Write out every record in full, exactly as written, please.

[begin MATERIAL SUPPLIED]

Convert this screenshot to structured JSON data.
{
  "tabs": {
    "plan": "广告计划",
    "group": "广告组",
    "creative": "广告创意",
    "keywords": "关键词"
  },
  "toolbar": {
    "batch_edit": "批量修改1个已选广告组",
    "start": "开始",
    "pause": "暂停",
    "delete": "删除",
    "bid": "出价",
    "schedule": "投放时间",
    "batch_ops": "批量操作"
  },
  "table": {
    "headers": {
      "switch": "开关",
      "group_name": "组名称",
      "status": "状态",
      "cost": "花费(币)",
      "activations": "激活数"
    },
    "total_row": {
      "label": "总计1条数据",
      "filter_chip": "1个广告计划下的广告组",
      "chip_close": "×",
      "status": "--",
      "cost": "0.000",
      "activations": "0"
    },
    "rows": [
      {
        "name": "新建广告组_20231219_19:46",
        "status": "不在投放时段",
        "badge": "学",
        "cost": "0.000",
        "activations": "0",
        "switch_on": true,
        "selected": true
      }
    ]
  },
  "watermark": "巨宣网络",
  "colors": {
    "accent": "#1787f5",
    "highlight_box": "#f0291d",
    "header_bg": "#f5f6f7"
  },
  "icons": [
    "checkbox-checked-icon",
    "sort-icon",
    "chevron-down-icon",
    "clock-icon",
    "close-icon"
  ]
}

[end MATERIAL SUPPLIED]

> _TASK RESPONSE_
Convert this screenshot to structured JSON data.
{
  "tabs": {
    "plan": "广告计划",
    "group": "广告组",
    "creative": "广告创意",
    "keywords": "关键词"
  },
  "toolbar": {
    "batch_edit": "批量修改1个已选广告组",
    "start": "开始",
    "pause": "暂停",
    "delete": "删除",
    "bid": "出价",
    "schedule": "投放时间",
    "batch_ops": "批量操作"
  },
  "table": {
    "headers": {
      "switch": "开关",
      "group_name": "组名称",
      "status": "状态",
      "cost": "花费(币)",
      "activations": "激活数"
    },
    "total_row": {
      "label": "总计1条数据",
      "filter_chip": "1个广告计划下的广告组",
      "chip_close": "×",
      "status": "--",
      "cost": "0.000",
      "activations": "0"
    },
    "rows": [
      {
        "name": "新建广告组_20231219_19:46",
        "status": "不在投放时段",
        "badge": "学",
        "cost": "0.000",
        "activations": "0",
        "switch_on": true,
        "selected": true
      }
    ]
  },
  "watermark": "巨宣网络",
  "colors": {
    "accent": "#1787f5",
    "highlight_box": "#f0291d",
    "header_bg": "#f5f6f7"
  },
  "icons": [
    "checkbox-checked-icon",
    "sort-icon",
    "chevron-down-icon",
    "clock-icon",
    "close-icon"
  ]
}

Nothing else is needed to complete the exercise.